>>>>

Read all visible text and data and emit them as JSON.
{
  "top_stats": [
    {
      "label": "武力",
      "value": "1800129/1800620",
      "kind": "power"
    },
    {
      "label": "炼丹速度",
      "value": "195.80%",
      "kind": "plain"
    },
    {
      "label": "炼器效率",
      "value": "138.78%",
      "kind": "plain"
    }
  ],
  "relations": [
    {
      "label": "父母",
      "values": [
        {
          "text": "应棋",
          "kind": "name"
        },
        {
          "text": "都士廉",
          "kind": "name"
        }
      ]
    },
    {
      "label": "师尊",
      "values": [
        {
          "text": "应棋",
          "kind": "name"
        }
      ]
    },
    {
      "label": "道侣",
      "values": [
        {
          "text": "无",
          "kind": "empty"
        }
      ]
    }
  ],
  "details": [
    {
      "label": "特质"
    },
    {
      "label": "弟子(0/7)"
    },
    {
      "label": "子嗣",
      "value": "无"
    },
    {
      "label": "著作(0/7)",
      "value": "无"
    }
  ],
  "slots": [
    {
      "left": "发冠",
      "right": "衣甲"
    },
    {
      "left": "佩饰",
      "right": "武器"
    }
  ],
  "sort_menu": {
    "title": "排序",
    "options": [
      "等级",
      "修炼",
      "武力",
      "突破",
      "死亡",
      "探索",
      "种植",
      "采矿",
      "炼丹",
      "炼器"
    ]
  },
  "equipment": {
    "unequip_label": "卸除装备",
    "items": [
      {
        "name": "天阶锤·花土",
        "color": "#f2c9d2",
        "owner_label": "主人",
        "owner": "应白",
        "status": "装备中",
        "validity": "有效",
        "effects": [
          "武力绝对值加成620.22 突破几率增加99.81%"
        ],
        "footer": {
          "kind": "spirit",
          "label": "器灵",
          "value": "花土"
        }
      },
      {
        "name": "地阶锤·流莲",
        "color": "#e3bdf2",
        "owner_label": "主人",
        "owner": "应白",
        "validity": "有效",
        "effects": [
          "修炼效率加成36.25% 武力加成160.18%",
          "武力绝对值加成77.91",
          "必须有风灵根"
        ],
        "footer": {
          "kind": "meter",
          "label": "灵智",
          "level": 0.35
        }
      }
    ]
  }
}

<<<<

### [What you should do]
Pick out each line in the material containing "text".

### [Full response]
Read all visible text and data and emit them as JSON.
          "text": "应棋",
          "text": "都士廉",
          "text": "应棋",
          "text": "无",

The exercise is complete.